[Consegna esercizio]: Nel brano sulla Moby Prince riportato più avanti, elenca tutte le navi chiamate per nome, con il tipo di imbarcazione indicato per ciascuna.

[Estratto della pagina]:
§ §

Moby Prince: strage senza verità
La sera del 10 aprile 1991 avvenne la collisione fra il traghetto e la petroliera Agip Abruzzo, in cui morirono 140 persone. Per il disastro s'intrecciano ipotesi di terrorismo, affari e vendette della criminalità. Mentre le Procure tornano a indagare, un libro
va in cerca di una diversa - e vera - motivazione di questo mistero italiano.
- Moby Prince: strage senza verità
- L'incendio della petroliera Haven il giorno dopo
Le Procure di Roma e di Livorno hanno già provveduto a riaprire un fascicolo processuale, rimettendo in moto un'indagine che, da anni, sembrava ampiamente definita con un'archiviazione e un niente di fatto. In Parlamento è già stata depositata la proposta per dare vita a una commissione speciale d'inchiesta che, sulla base dei risultati di un analogo e precedente lavoro, possa approfondire le troppe questioni rimaste aperte.
Quello della Moby Prince - il 10 aprile 1991- non è soltanto uno spaventoso incidente con il peso doloroso di 140 vittime (75 passeggeri e 65 membri d'equipaggio) ma prende le sembianze di un attentato terroristico che, per i confini ancora troppo labili, va ad allungare la lista già corposa dei «misteri di Stato». Ad accendere i riflettori sulla vicenda contribuisce il libro del giornalista Federico Zatti che, con Mondadori, pubblica Una strana nebbia, dove in 170 pagine smonta la tesi ufficialmente definita e costruisce ipotesi di tutt'altro segno.
La nebbia che fornisce il pretesto per il titolo è la prima protagonista del saggio perché venne considerata la causa dello scontro fra il traghetto Moby Prince (stava uscendo dal porto di Livorno) e la petroliera Agip Abruzzo che, dal giorno prima, era all'ancora nelle acque destinate alla sosta delle grandi navi. L'improvvisa mancanza di visibilità - si spiegò - avrebbe provocato l'alterazione di qualche grado della rotta, con le fiancate delle due imbarcazioni a schiantarsi fra loro. In realtà, di nebbia, non ce n'era.

§ §

[Dati forniti]:

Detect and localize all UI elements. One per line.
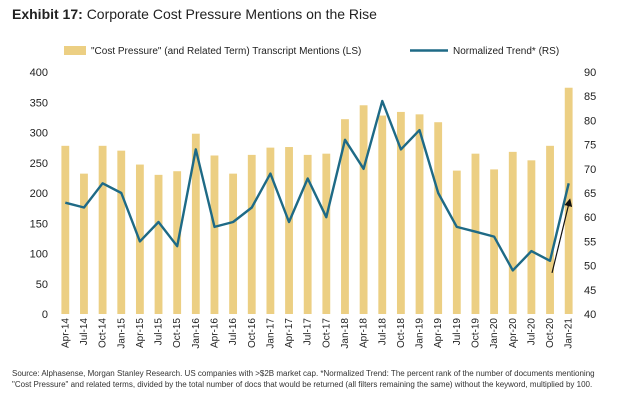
- left-tick-label: 0: [42, 309, 48, 321]
- x-tick-label: Oct-19: [470, 318, 481, 348]
- bar: [452, 170, 461, 314]
- bar: [378, 115, 387, 314]
- x-tick-label: Jan-20: [489, 318, 500, 349]
- right-tick-label: 60: [584, 212, 596, 224]
- bar: [434, 122, 443, 314]
- bar: [396, 111, 405, 315]
- bar: [471, 153, 480, 314]
- legend-bar-swatch: [64, 46, 86, 55]
- x-tick-label: Apr-19: [433, 318, 444, 348]
- bar: [117, 150, 126, 314]
- bar: [61, 145, 70, 314]
- bar-series: [61, 87, 573, 315]
- right-tick-label: 90: [584, 67, 596, 79]
- left-tick-label: 300: [30, 128, 48, 140]
- bar: [341, 119, 349, 314]
- left-tick-label: 350: [30, 97, 48, 109]
- right-axis-ticks: 40 45 50 55 60 65 70 75 80 85 90: [584, 67, 596, 321]
- combo-chart: "Cost Pressure" (and Related Term) Trans…: [30, 46, 596, 349]
- right-tick-label: 50: [584, 261, 596, 273]
- x-tick-label: Jul-18: [377, 318, 388, 346]
- x-tick-label: Jan-16: [191, 318, 202, 349]
- x-tick-label: Jan-17: [265, 318, 276, 349]
- chart-title: Exhibit 17: Corporate Cost Pressure Ment…: [12, 6, 377, 22]
- x-tick-label: Apr-16: [209, 318, 220, 348]
- right-tick-label: 55: [584, 236, 596, 248]
- x-tick-label: Jan-21: [564, 318, 575, 349]
- right-tick-label: 45: [584, 285, 596, 297]
- right-tick-label: 70: [584, 164, 596, 176]
- bar: [490, 169, 499, 314]
- x-tick-label: Jul-19: [452, 318, 463, 346]
- x-tick-label: Apr-14: [60, 318, 71, 348]
- exhibit-label: Exhibit 17:: [12, 6, 83, 22]
- left-tick-label: 150: [30, 218, 48, 230]
- left-tick-label: 100: [30, 249, 48, 261]
- x-tick-label: Oct-15: [172, 318, 183, 348]
- bar: [564, 87, 573, 314]
- x-tick-label: Apr-15: [135, 318, 146, 348]
- left-tick-label: 200: [30, 188, 48, 200]
- x-tick-label: Oct-14: [98, 318, 109, 348]
- bar: [80, 173, 88, 314]
- legend-line-label: Normalized Trend* (RS): [453, 46, 559, 57]
- bar: [229, 173, 238, 314]
- left-axis-ticks: 0 50 100 150 200 250 300 350 400: [30, 67, 48, 321]
- right-tick-label: 65: [584, 188, 596, 200]
- x-tick-label: Jan-15: [116, 318, 127, 349]
- x-tick-label: Jul-14: [79, 318, 90, 346]
- x-tick-label: Oct-18: [396, 318, 407, 348]
- x-tick-label: Apr-17: [284, 318, 295, 348]
- x-tick-label: Oct-17: [321, 318, 332, 348]
- bar: [303, 154, 312, 314]
- arrow-line: [551, 198, 573, 274]
- x-tick-label: Jul-17: [303, 318, 314, 346]
- x-tick-label: Jan-19: [415, 318, 426, 349]
- bar: [98, 145, 107, 314]
- right-tick-label: 85: [584, 91, 596, 103]
- bar: [247, 154, 256, 314]
- bar: [266, 147, 275, 314]
- right-tick-label: 40: [584, 309, 596, 321]
- bar: [210, 155, 219, 314]
- x-tick-label: Jan-18: [340, 318, 351, 349]
- trend-line: [65, 99, 570, 272]
- x-tick-label: Apr-20: [508, 318, 519, 348]
- x-axis-ticks: Apr-14 Jul-14 Oct-14 Jan-15 Apr-15 Jul-15 Oct-…: [60, 318, 574, 349]
- x-tick-label: Jul-16: [228, 318, 239, 346]
- left-tick-label: 250: [30, 158, 48, 170]
- legend: "Cost Pressure" (and Related Term) Trans…: [64, 46, 559, 57]
- trend-arrow: [551, 198, 573, 274]
- left-tick-label: 50: [36, 279, 48, 291]
- bar: [546, 145, 554, 314]
- left-tick-label: 400: [30, 67, 48, 79]
- bar: [359, 105, 368, 315]
- x-tick-label: Oct-20: [545, 318, 556, 348]
- bar: [285, 147, 293, 314]
- right-tick-label: 80: [584, 115, 596, 127]
- bar: [322, 153, 331, 314]
- bar: [415, 114, 424, 314]
- x-tick-label: Apr-18: [359, 318, 370, 348]
- x-tick-label: Oct-16: [247, 318, 258, 348]
- source-note: Source: Alphasense, Morgan Stanley Resea…: [12, 369, 595, 389]
- bar: [191, 133, 200, 314]
- x-tick-label: Jul-15: [154, 318, 165, 346]
- bar: [154, 174, 163, 314]
- right-tick-label: 75: [584, 140, 596, 152]
- bar: [527, 160, 536, 314]
- title-text: Corporate Cost Pressure Mentions on the …: [86, 6, 377, 22]
- legend-bar-label: "Cost Pressure" (and Related Term) Trans…: [91, 46, 361, 57]
- line-series: [65, 99, 570, 272]
- bar: [508, 151, 517, 314]
- x-tick-label: Jul-20: [526, 318, 537, 346]
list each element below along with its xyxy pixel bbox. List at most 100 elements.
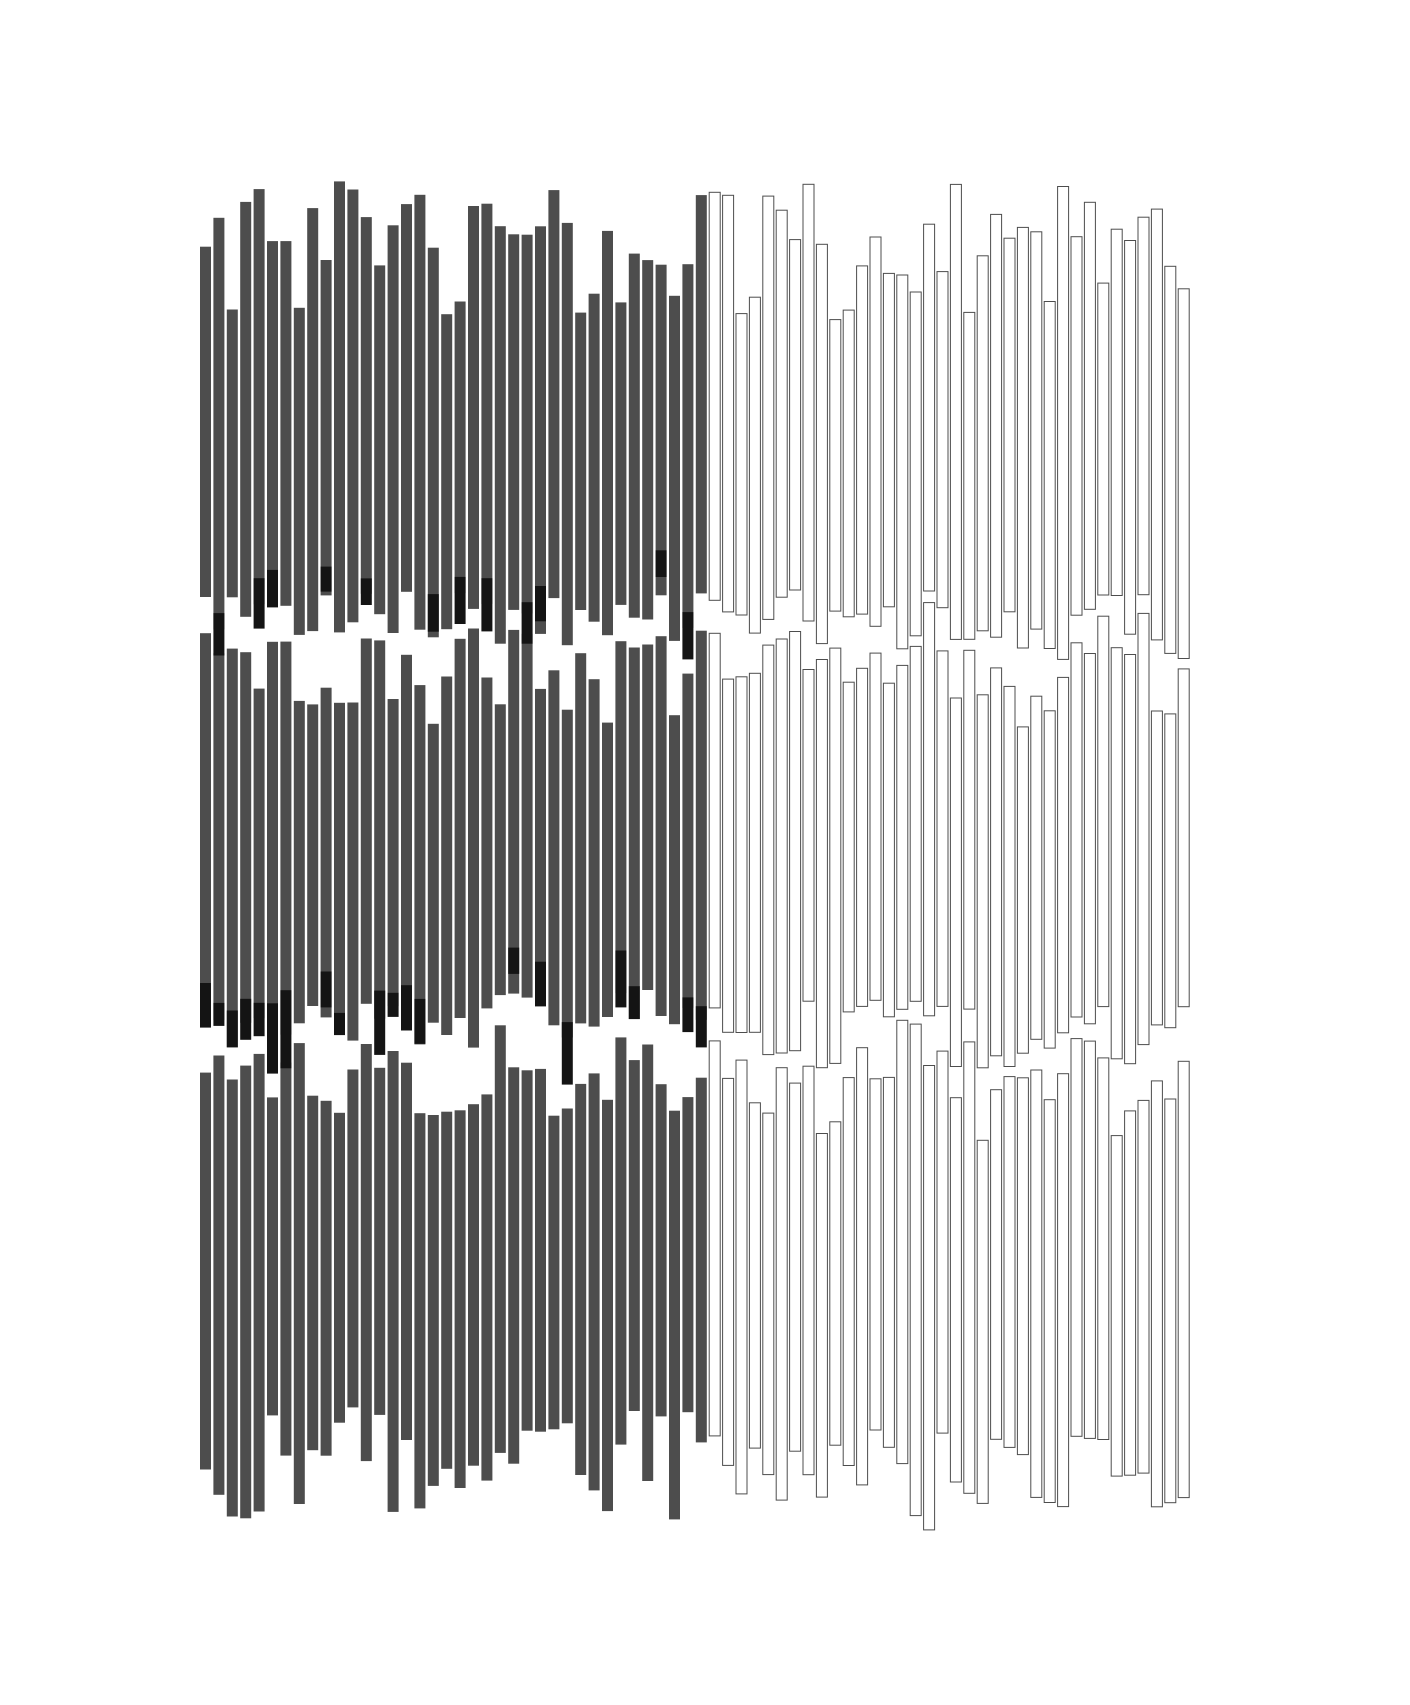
dark-bar-segment xyxy=(414,1113,426,1509)
outline-bar-segment xyxy=(842,309,855,618)
dark-overlap-segment xyxy=(414,998,426,1044)
dark-bar-segment xyxy=(561,709,573,1038)
dark-overlap-segment xyxy=(200,983,211,1028)
dark-bar-segment xyxy=(307,208,319,632)
dark-bar-segment xyxy=(253,688,265,1019)
dark-bar-segment xyxy=(401,654,412,1017)
dark-bar-segment xyxy=(360,638,372,1004)
outline-bar-segment xyxy=(748,672,761,1033)
dark-bar-segment xyxy=(494,226,506,644)
dark-bar-segment xyxy=(695,195,707,594)
dark-bar-segment xyxy=(427,723,439,1023)
outline-bar-segment xyxy=(802,669,815,1002)
dark-bar-segment xyxy=(655,636,667,1016)
dark-bar-segment xyxy=(468,206,479,609)
dark-overlap-segment xyxy=(427,594,439,632)
dark-bar-segment xyxy=(494,704,506,996)
outline-bar-segment xyxy=(1097,282,1110,596)
outline-bar-segment xyxy=(802,183,815,622)
outline-bar-segment xyxy=(1097,615,1110,1008)
dark-overlap-segment xyxy=(454,576,466,624)
outline-bar-segment xyxy=(896,1019,909,1465)
dark-bar-segment xyxy=(240,652,252,1023)
outline-bar-segment xyxy=(936,271,949,609)
dark-bar-segment xyxy=(454,301,466,594)
dark-bar-segment xyxy=(414,685,426,1045)
dark-bar-segment xyxy=(508,629,520,994)
outline-bar-segment xyxy=(869,1078,882,1431)
dark-bar-segment xyxy=(200,1072,211,1470)
outline-bar-segment xyxy=(789,1082,802,1452)
dark-bar-segment xyxy=(669,295,680,641)
outline-bar-segment xyxy=(936,1050,949,1434)
dark-bar-segment xyxy=(374,265,386,615)
outline-bar-segment xyxy=(1137,612,1150,1046)
dark-overlap-segment xyxy=(253,578,265,629)
dark-bar-segment xyxy=(387,1051,399,1512)
dark-overlap-segment xyxy=(267,569,278,608)
outline-bar-segment xyxy=(990,213,1003,638)
dark-bar-segment xyxy=(427,1115,439,1486)
dark-overlap-segment xyxy=(320,971,332,1008)
dark-bar-segment xyxy=(360,217,372,594)
outline-bar-segment xyxy=(829,319,842,612)
outline-bar-segment xyxy=(748,1102,761,1449)
dark-bar-segment xyxy=(468,1104,479,1466)
dark-overlap-segment xyxy=(334,1012,345,1036)
outline-bar-segment xyxy=(963,1041,976,1494)
outline-bar-segment xyxy=(1070,236,1083,616)
dark-bar-segment xyxy=(628,647,640,1019)
dark-bar-segment xyxy=(240,201,252,617)
dark-bar-segment xyxy=(320,1100,332,1456)
dark-bar-segment xyxy=(387,225,399,634)
dark-bar-segment xyxy=(628,253,640,618)
outline-bar-segment xyxy=(1124,240,1137,635)
dark-bar-segment xyxy=(427,247,439,638)
dark-bar-segment xyxy=(628,1060,640,1411)
dark-bar-segment xyxy=(655,1084,667,1417)
outline-bar-segment xyxy=(1137,1099,1150,1474)
outline-bar-segment xyxy=(909,645,922,1002)
outline-bar-segment xyxy=(762,644,775,1056)
outline-bar-segment xyxy=(963,649,976,1010)
dark-bar-segment xyxy=(267,241,278,593)
outline-bar-segment xyxy=(856,1047,869,1486)
dark-bar-segment xyxy=(441,314,453,630)
outline-bar-segment xyxy=(708,1040,721,1437)
outline-bar-segment xyxy=(963,311,976,640)
dark-bar-segment xyxy=(615,1037,627,1445)
dark-overlap-segment xyxy=(521,602,533,644)
dark-bar-segment xyxy=(468,628,479,1048)
outline-bar-segment xyxy=(748,296,761,634)
outline-bar-segment xyxy=(1083,1040,1096,1439)
dark-bar-segment xyxy=(588,1073,600,1491)
outline-bar-segment xyxy=(1003,1076,1016,1448)
dark-overlap-segment xyxy=(280,990,292,1069)
outline-bar-segment xyxy=(708,191,721,601)
dark-bar-segment xyxy=(213,1055,225,1495)
dark-bar-segment xyxy=(267,641,278,1031)
dark-bar-segment xyxy=(535,1068,546,1432)
dark-bar-segment xyxy=(320,687,332,1018)
outline-bar-segment xyxy=(1110,1135,1123,1477)
dark-bar-segment xyxy=(508,1067,520,1464)
outline-bar-segment xyxy=(775,1067,788,1501)
dark-overlap-segment xyxy=(561,1022,573,1085)
dark-overlap-segment xyxy=(401,985,412,1031)
dark-bar-segment xyxy=(414,194,426,630)
outline-bar-segment xyxy=(1150,208,1163,641)
dark-bar-segment xyxy=(695,1077,707,1443)
outline-bar-segment xyxy=(722,678,735,1033)
outline-bar-segment xyxy=(1016,1077,1029,1456)
dark-overlap-segment xyxy=(213,613,225,656)
dark-bar-segment xyxy=(226,1079,238,1517)
dark-overlap-segment xyxy=(253,1002,265,1037)
dark-bar-segment xyxy=(347,189,359,623)
outline-bar-segment xyxy=(1057,1073,1070,1508)
outline-bar-segment xyxy=(829,1121,842,1446)
dark-bar-segment xyxy=(293,1043,305,1504)
dark-bar-segment xyxy=(508,234,520,610)
dark-bar-segment xyxy=(240,1065,252,1519)
dark-bar-segment xyxy=(521,234,533,614)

§ §

[Esercizio svolto]:
- Moby Prince: traghetto
- Agip Abruzzo: petroliera
- Haven: petroliera